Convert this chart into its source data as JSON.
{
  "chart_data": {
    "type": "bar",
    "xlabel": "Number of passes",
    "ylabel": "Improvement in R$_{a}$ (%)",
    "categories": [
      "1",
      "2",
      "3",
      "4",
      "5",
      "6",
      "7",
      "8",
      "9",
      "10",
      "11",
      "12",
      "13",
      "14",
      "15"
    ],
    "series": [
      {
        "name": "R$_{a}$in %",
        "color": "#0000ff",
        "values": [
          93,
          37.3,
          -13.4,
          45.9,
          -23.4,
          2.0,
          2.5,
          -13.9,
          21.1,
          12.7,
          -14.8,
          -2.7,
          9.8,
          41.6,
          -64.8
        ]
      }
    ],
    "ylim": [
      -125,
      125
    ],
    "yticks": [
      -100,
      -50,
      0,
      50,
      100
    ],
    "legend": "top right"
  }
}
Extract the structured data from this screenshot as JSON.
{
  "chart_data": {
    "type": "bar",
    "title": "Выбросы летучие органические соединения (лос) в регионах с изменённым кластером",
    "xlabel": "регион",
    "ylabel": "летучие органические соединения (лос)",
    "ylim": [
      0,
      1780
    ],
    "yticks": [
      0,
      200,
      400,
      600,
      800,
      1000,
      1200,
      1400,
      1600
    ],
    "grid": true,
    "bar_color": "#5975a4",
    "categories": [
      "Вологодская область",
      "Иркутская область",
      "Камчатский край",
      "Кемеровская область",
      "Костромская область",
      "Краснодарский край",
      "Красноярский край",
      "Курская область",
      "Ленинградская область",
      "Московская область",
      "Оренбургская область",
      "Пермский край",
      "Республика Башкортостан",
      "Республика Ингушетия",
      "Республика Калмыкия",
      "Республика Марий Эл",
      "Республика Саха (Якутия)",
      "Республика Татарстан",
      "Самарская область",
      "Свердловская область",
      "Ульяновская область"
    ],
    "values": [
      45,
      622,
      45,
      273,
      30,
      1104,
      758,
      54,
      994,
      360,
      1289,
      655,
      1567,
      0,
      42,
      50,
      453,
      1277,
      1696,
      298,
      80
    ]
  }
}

───

Extract every line above that contains the word "летучие".

| Result of this task |
    "title": "Выбросы летучие органические соединения (лос) в регионах с изменённым кластером",
    "ylabel": "летучие органические соединения (лос)",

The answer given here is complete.